- REQUIRED WORK -
Locate and copy each line in the data that contains the word "strength".

- SUPPLIED DATA -
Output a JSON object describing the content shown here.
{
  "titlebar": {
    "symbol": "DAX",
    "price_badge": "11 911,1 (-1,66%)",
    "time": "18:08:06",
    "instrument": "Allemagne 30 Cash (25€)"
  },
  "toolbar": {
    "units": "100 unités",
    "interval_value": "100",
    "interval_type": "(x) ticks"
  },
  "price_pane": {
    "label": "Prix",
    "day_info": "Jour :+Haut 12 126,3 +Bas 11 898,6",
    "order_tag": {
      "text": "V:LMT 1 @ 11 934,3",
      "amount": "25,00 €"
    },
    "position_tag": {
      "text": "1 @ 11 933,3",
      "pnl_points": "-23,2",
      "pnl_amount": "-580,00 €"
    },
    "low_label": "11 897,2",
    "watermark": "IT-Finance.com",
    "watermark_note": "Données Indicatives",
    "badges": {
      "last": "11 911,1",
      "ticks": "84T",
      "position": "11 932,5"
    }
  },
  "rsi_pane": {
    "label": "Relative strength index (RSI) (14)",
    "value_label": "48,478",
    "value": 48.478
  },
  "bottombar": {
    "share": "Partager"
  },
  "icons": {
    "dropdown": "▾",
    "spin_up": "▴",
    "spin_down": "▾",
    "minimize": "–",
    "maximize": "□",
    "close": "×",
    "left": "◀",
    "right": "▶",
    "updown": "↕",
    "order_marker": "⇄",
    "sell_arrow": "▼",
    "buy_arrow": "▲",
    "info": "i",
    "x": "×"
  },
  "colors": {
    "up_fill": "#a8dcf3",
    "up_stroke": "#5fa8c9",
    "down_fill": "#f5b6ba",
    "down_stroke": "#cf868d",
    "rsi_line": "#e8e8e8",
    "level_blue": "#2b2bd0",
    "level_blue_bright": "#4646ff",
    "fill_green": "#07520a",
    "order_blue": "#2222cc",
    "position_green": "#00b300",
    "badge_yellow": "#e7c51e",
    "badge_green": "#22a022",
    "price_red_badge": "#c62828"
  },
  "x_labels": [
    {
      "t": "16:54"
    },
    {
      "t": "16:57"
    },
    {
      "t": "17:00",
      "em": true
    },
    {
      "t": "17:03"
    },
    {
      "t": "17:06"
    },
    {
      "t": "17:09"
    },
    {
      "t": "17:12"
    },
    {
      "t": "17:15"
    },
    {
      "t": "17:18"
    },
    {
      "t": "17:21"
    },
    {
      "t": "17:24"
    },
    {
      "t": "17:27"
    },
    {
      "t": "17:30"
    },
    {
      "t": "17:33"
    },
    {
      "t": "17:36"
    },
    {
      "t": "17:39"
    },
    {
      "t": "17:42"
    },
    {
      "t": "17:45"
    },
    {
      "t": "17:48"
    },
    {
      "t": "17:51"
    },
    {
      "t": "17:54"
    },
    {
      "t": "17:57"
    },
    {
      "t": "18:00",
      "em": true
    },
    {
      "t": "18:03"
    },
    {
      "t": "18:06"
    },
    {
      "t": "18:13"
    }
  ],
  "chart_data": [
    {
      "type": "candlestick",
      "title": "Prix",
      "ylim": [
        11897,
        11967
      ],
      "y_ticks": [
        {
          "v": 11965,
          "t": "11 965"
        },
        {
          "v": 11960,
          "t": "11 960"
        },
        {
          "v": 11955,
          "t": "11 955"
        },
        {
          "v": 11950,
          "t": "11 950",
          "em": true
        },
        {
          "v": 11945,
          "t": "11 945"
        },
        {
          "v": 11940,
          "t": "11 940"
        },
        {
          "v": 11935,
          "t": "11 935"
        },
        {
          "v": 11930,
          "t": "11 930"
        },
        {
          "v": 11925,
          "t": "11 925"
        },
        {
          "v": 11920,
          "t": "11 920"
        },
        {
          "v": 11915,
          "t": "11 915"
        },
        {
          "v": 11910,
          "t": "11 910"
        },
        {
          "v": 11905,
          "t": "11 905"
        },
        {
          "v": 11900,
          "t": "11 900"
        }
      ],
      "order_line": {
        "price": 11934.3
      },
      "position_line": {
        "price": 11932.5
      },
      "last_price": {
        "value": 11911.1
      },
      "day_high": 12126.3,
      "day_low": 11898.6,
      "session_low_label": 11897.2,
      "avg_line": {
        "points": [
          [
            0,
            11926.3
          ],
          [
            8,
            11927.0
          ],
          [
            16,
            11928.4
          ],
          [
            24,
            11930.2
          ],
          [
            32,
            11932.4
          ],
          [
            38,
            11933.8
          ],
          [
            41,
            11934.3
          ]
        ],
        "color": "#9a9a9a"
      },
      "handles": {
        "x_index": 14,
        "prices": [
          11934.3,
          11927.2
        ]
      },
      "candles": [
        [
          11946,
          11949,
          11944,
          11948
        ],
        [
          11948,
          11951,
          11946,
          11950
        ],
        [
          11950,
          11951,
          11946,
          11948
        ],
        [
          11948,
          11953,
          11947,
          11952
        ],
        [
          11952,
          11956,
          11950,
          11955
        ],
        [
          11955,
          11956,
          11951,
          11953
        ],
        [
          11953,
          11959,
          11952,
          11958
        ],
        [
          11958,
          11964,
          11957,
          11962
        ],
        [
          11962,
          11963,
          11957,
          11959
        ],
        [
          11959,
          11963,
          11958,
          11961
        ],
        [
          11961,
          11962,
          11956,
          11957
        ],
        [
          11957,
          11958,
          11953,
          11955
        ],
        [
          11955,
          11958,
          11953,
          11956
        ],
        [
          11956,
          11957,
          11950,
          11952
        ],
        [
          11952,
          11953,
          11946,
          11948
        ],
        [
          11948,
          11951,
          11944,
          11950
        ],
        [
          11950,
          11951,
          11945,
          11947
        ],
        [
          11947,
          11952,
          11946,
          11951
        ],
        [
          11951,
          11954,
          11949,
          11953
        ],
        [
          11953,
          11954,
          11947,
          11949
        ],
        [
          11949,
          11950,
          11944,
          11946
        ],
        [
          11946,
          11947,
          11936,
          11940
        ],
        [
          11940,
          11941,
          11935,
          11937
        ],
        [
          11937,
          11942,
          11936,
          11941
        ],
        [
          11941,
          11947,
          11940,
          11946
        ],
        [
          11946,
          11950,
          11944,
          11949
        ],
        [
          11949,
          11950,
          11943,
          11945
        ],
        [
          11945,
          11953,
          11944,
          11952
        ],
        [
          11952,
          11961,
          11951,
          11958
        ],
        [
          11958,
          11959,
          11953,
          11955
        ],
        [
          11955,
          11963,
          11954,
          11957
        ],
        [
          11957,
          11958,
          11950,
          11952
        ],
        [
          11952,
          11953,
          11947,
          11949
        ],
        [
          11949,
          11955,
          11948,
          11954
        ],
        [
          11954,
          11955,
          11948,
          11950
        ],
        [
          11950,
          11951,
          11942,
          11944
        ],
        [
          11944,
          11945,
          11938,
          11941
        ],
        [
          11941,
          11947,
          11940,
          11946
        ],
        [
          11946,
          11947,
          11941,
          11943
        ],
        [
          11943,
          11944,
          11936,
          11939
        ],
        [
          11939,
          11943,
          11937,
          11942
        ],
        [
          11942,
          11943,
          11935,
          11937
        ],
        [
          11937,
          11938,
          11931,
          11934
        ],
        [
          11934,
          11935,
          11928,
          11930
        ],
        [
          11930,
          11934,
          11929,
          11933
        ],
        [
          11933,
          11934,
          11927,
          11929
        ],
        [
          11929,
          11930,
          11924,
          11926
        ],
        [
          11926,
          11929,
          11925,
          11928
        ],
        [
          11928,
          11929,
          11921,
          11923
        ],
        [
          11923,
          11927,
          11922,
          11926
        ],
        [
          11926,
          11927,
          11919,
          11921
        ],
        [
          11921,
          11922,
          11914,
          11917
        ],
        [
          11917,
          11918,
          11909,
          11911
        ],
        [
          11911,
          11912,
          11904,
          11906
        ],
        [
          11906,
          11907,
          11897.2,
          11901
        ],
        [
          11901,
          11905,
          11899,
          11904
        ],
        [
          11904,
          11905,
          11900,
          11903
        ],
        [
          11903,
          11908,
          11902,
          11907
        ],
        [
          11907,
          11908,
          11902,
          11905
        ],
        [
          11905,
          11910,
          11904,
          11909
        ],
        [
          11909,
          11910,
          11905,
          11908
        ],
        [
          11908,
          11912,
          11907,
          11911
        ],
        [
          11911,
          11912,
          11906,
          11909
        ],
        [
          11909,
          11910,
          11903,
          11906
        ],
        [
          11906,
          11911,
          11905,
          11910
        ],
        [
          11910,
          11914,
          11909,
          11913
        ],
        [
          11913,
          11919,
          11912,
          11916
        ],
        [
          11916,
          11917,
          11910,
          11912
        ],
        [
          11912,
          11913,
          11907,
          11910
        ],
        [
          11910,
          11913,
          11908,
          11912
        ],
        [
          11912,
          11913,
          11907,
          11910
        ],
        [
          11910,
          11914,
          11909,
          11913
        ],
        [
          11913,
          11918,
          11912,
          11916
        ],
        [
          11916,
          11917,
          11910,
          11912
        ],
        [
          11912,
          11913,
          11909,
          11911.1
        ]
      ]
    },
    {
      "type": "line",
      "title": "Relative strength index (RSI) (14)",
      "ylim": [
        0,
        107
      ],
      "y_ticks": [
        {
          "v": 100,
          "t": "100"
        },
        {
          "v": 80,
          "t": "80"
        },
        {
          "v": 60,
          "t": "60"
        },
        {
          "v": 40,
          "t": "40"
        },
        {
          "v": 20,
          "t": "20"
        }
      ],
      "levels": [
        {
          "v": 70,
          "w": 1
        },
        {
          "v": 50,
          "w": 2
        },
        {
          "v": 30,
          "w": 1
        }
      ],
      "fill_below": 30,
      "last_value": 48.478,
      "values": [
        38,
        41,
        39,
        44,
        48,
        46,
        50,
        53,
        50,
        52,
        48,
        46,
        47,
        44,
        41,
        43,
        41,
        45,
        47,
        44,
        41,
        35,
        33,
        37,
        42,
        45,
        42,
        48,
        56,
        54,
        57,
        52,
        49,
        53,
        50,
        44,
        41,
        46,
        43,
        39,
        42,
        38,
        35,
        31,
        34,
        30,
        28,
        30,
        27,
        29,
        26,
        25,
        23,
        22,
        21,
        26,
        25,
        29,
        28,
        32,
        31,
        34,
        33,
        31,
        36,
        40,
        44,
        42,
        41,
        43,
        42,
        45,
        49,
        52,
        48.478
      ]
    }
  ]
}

- TASK RESULT -
    "label": "Relative strength index (RSI) (14)",
      "title": "Relative strength index (RSI) (14)",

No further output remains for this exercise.